Dataset items
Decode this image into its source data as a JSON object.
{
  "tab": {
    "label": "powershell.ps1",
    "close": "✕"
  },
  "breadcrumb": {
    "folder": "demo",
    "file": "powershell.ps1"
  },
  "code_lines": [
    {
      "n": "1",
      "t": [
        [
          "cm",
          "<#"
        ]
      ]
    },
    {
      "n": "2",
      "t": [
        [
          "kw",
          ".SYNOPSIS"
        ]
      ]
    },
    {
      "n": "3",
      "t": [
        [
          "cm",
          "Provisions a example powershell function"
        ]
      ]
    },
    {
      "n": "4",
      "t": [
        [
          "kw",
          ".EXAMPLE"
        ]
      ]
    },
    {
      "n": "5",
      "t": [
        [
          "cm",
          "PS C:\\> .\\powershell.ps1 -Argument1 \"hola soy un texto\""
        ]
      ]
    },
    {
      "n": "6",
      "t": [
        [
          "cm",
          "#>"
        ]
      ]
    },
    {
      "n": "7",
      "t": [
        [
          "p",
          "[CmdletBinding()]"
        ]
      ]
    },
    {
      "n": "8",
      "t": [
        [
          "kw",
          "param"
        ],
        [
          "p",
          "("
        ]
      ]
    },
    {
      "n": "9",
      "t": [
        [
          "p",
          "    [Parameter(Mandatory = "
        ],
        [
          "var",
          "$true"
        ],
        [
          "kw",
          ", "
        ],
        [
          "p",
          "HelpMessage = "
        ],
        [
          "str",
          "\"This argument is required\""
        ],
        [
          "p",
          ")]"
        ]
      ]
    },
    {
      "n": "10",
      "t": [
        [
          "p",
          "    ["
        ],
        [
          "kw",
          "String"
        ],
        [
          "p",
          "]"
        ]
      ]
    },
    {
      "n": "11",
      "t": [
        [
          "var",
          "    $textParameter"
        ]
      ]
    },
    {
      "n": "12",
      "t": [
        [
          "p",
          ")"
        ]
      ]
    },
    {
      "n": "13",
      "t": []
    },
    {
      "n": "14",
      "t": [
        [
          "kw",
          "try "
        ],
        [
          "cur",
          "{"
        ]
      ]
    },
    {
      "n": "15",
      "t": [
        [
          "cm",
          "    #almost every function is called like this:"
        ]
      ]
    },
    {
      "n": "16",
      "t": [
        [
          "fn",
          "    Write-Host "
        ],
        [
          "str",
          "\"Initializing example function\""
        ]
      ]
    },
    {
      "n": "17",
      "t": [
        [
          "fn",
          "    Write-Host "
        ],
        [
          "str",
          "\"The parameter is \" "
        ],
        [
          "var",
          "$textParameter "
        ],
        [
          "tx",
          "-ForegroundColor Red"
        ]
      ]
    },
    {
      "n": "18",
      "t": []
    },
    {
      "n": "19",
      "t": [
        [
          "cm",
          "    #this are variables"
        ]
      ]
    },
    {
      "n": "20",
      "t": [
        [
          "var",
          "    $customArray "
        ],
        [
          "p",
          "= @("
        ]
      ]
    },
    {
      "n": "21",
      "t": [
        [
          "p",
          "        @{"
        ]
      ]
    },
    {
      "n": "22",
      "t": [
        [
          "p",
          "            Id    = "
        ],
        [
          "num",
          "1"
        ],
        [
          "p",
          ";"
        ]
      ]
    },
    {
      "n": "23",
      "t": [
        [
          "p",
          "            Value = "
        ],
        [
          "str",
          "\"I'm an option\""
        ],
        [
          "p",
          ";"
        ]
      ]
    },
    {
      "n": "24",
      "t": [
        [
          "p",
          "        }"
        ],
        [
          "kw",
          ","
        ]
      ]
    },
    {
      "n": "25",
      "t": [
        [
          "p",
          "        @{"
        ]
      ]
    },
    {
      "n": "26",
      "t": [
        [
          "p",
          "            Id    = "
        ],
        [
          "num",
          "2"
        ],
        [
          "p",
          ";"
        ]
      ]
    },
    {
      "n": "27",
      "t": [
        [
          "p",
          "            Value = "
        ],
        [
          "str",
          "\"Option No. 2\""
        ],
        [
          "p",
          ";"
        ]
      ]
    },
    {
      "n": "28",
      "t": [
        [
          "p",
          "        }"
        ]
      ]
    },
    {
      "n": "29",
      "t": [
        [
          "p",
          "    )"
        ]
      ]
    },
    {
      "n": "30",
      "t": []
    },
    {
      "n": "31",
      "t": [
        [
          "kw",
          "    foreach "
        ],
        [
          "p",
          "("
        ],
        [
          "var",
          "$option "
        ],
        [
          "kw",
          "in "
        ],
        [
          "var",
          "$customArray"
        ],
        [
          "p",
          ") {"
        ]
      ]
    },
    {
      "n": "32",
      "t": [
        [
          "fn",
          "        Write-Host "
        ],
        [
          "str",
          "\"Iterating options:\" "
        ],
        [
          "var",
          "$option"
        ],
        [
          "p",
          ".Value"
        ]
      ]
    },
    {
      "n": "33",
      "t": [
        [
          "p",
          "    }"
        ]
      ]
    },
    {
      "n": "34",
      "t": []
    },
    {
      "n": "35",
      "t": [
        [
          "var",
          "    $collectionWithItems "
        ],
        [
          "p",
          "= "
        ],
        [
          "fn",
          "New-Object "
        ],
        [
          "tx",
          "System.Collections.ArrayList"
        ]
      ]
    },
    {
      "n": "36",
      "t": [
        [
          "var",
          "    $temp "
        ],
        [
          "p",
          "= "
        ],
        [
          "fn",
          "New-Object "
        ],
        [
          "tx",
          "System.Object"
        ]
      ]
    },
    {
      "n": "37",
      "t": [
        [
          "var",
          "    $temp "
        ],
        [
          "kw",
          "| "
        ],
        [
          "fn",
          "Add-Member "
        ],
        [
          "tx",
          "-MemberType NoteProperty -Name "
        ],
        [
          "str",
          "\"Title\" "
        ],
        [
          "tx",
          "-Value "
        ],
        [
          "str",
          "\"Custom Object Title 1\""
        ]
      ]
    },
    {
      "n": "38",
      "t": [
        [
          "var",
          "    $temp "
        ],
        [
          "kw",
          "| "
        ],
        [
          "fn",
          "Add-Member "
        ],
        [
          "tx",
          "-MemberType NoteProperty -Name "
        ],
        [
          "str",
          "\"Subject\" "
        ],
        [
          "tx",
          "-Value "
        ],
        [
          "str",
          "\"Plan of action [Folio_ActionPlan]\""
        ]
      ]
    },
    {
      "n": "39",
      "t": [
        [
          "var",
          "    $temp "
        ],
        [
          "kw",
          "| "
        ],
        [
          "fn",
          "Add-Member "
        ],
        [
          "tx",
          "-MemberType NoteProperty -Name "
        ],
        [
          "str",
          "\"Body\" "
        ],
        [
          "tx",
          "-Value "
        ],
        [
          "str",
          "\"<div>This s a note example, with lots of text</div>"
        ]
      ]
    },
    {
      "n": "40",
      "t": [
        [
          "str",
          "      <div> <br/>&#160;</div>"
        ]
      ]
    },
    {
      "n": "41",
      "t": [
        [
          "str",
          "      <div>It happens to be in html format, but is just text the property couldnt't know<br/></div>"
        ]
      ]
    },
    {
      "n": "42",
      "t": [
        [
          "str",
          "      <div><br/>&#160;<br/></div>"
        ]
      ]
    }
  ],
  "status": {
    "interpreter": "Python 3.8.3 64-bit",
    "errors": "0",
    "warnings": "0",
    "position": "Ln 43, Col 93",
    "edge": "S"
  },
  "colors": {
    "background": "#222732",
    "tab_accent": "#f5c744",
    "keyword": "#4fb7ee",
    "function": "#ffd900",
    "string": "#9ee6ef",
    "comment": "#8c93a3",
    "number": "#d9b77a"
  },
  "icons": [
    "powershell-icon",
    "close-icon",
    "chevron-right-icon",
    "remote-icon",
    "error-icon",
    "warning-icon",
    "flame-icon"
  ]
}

◆ **Objective**:
Would you write down every record again, exactly?

◆ **Complete answer**:
Decode this image into its source data as a JSON object.
{
  "tab": {
    "label": "powershell.ps1",
    "close": "✕"
  },
  "breadcrumb": {
    "folder": "demo",
    "file": "powershell.ps1"
  },
  "code_lines": [
    {
      "n": "1",
      "t": [
        [
          "cm",
          "<#"
        ]
      ]
    },
    {
      "n": "2",
      "t": [
        [
          "kw",
          ".SYNOPSIS"
        ]
      ]
    },
    {
      "n": "3",
      "t": [
        [
          "cm",
          "Provisions a example powershell function"
        ]
      ]
    },
    {
      "n": "4",
      "t": [
        [
          "kw",
          ".EXAMPLE"
        ]
      ]
    },
    {
      "n": "5",
      "t": [
        [
          "cm",
          "PS C:\\> .\\powershell.ps1 -Argument1 \"hola soy un texto\""
        ]
      ]
    },
    {
      "n": "6",
      "t": [
        [
          "cm",
          "#>"
        ]
      ]
    },
    {
      "n": "7",
      "t": [
        [
          "p",
          "[CmdletBinding()]"
        ]
      ]
    },
    {
      "n": "8",
      "t": [
        [
          "kw",
          "param"
        ],
        [
          "p",
          "("
        ]
      ]
    },
    {
      "n": "9",
      "t": [
        [
          "p",
          "    [Parameter(Mandatory = "
        ],
        [
          "var",
          "$true"
        ],
        [
          "kw",
          ", "
        ],
        [
          "p",
          "HelpMessage = "
        ],
        [
          "str",
          "\"This argument is required\""
        ],
        [
          "p",
          ")]"
        ]
      ]
    },
    {
      "n": "10",
      "t": [
        [
          "p",
          "    ["
        ],
        [
          "kw",
          "String"
        ],
        [
          "p",
          "]"
        ]
      ]
    },
    {
      "n": "11",
      "t": [
        [
          "var",
          "    $textParameter"
        ]
      ]
    },
    {
      "n": "12",
      "t": [
        [
          "p",
          ")"
        ]
      ]
    },
    {
      "n": "13",
      "t": []
    },
    {
      "n": "14",
      "t": [
        [
          "kw",
          "try "
        ],
        [
          "cur",
          "{"
        ]
      ]
    },
    {
      "n": "15",
      "t": [
        [
          "cm",
          "    #almost every function is called like this:"
        ]
      ]
    },
    {
      "n": "16",
      "t": [
        [
          "fn",
          "    Write-Host "
        ],
        [
          "str",
          "\"Initializing example function\""
        ]
      ]
    },
    {
      "n": "17",
      "t": [
        [
          "fn",
          "    Write-Host "
        ],
        [
          "str",
          "\"The parameter is \" "
        ],
        [
          "var",
          "$textParameter "
        ],
        [
          "tx",
          "-ForegroundColor Red"
        ]
      ]
    },
    {
      "n": "18",
      "t": []
    },
    {
      "n": "19",
      "t": [
        [
          "cm",
          "    #this are variables"
        ]
      ]
    },
    {
      "n": "20",
      "t": [
        [
          "var",
          "    $customArray "
        ],
        [
          "p",
          "= @("
        ]
      ]
    },
    {
      "n": "21",
      "t": [
        [
          "p",
          "        @{"
        ]
      ]
    },
    {
      "n": "22",
      "t": [
        [
          "p",
          "            Id    = "
        ],
        [
          "num",
          "1"
        ],
        [
          "p",
          ";"
        ]
      ]
    },
    {
      "n": "23",
      "t": [
        [
          "p",
          "            Value = "
        ],
        [
          "str",
          "\"I'm an option\""
        ],
        [
          "p",
          ";"
        ]
      ]
    },
    {
      "n": "24",
      "t": [
        [
          "p",
          "        }"
        ],
        [
          "kw",
          ","
        ]
      ]
    },
    {
      "n": "25",
      "t": [
        [
          "p",
          "        @{"
        ]
      ]
    },
    {
      "n": "26",
      "t": [
        [
          "p",
          "            Id    = "
        ],
        [
          "num",
          "2"
        ],
        [
          "p",
          ";"
        ]
      ]
    },
    {
      "n": "27",
      "t": [
        [
          "p",
          "            Value = "
        ],
        [
          "str",
          "\"Option No. 2\""
        ],
        [
          "p",
          ";"
        ]
      ]
    },
    {
      "n": "28",
      "t": [
        [
          "p",
          "        }"
        ]
      ]
    },
    {
      "n": "29",
      "t": [
        [
          "p",
          "    )"
        ]
      ]
    },
    {
      "n": "30",
      "t": []
    },
    {
      "n": "31",
      "t": [
        [
          "kw",
          "    foreach "
        ],
        [
          "p",
          "("
        ],
        [
          "var",
          "$option "
        ],
        [
          "kw",
          "in "
        ],
        [
          "var",
          "$customArray"
        ],
        [
          "p",
          ") {"
        ]
      ]
    },
    {
      "n": "32",
      "t": [
        [
          "fn",
          "        Write-Host "
        ],
        [
          "str",
          "\"Iterating options:\" "
        ],
        [
          "var",
          "$option"
        ],
        [
          "p",
          ".Value"
        ]
      ]
    },
    {
      "n": "33",
      "t": [
        [
          "p",
          "    }"
        ]
      ]
    },
    {
      "n": "34",
      "t": []
    },
    {
      "n": "35",
      "t": [
        [
          "var",
          "    $collectionWithItems "
        ],
        [
          "p",
          "= "
        ],
        [
          "fn",
          "New-Object "
        ],
        [
          "tx",
          "System.Collections.ArrayList"
        ]
      ]
    },
    {
      "n": "36",
      "t": [
        [
          "var",
          "    $temp "
        ],
        [
          "p",
          "= "
        ],
        [
          "fn",
          "New-Object "
        ],
        [
          "tx",
          "System.Object"
        ]
      ]
    },
    {
      "n": "37",
      "t": [
        [
          "var",
          "    $temp "
        ],
        [
          "kw",
          "| "
        ],
        [
          "fn",
          "Add-Member "
        ],
        [
          "tx",
          "-MemberType NoteProperty -Name "
        ],
        [
          "str",
          "\"Title\" "
        ],
        [
          "tx",
          "-Value "
        ],
        [
          "str",
          "\"Custom Object Title 1\""
        ]
      ]
    },
    {
      "n": "38",
      "t": [
        [
          "var",
          "    $temp "
        ],
        [
          "kw",
          "| "
        ],
        [
          "fn",
          "Add-Member "
        ],
        [
          "tx",
          "-MemberType NoteProperty -Name "
        ],
        [
          "str",
          "\"Subject\" "
        ],
        [
          "tx",
          "-Value "
        ],
        [
          "str",
          "\"Plan of action [Folio_ActionPlan]\""
        ]
      ]
    },
    {
      "n": "39",
      "t": [
        [
          "var",
          "    $temp "
        ],
        [
          "kw",
          "| "
        ],
        [
          "fn",
          "Add-Member "
        ],
        [
          "tx",
          "-MemberType NoteProperty -Name "
        ],
        [
          "str",
          "\"Body\" "
        ],
        [
          "tx",
          "-Value "
        ],
        [
          "str",
          "\"<div>This s a note example, with lots of text</div>"
        ]
      ]
    },
    {
      "n": "40",
      "t": [
        [
          "str",
          "      <div> <br/>&#160;</div>"
        ]
      ]
    },
    {
      "n": "41",
      "t": [
        [
          "str",
          "      <div>It happens to be in html format, but is just text the property couldnt't know<br/></div>"
        ]
      ]
    },
    {
      "n": "42",
      "t": [
        [
          "str",
          "      <div><br/>&#160;<br/></div>"
        ]
      ]
    }
  ],
  "status": {
    "interpreter": "Python 3.8.3 64-bit",
    "errors": "0",
    "warnings": "0",
    "position": "Ln 43, Col 93",
    "edge": "S"
  },
  "colors": {
    "background": "#222732",
    "tab_accent": "#f5c744",
    "keyword": "#4fb7ee",
    "function": "#ffd900",
    "string": "#9ee6ef",
    "comment": "#8c93a3",
    "number": "#d9b77a"
  },
  "icons": [
    "powershell-icon",
    "close-icon",
    "chevron-right-icon",
    "remote-icon",
    "error-icon",
    "warning-icon",
    "flame-icon"
  ]
}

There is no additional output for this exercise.